» **What to produce**: How many lines of these entries hold the string "screenshot"? Answer with the number alone.

» **Entries shown**:
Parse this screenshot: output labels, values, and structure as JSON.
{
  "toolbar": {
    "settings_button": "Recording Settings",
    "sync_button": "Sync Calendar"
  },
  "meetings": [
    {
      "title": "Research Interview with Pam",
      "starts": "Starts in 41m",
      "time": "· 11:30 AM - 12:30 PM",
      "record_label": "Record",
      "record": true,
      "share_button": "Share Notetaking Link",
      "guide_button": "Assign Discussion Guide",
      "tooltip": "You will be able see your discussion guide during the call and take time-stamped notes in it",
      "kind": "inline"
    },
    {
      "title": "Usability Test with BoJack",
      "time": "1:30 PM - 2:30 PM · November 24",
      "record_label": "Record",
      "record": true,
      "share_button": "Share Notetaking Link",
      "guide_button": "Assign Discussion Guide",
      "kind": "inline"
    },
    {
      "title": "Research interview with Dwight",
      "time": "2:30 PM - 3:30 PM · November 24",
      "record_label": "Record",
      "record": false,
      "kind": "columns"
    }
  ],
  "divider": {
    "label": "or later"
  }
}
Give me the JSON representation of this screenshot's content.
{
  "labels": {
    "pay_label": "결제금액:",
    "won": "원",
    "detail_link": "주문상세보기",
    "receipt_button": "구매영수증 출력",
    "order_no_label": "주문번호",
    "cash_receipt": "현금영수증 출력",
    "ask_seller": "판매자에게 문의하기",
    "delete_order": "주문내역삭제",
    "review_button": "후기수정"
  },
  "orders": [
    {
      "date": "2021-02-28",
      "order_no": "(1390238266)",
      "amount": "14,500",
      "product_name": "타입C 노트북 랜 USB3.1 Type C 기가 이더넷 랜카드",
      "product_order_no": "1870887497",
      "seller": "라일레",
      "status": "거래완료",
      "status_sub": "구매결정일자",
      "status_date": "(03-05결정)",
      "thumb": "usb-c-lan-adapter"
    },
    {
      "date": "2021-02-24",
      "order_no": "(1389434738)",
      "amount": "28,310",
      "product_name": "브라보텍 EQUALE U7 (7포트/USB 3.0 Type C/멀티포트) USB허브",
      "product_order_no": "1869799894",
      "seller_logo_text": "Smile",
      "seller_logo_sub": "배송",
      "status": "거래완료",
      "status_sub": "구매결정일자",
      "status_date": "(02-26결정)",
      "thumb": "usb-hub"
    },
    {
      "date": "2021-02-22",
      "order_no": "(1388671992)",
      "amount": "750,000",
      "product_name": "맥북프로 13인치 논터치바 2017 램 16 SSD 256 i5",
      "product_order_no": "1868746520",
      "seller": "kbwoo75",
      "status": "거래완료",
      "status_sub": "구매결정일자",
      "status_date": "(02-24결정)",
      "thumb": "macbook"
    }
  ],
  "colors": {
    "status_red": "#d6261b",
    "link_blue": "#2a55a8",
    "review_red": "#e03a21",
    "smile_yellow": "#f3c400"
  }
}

» **Answer to this problem**: 2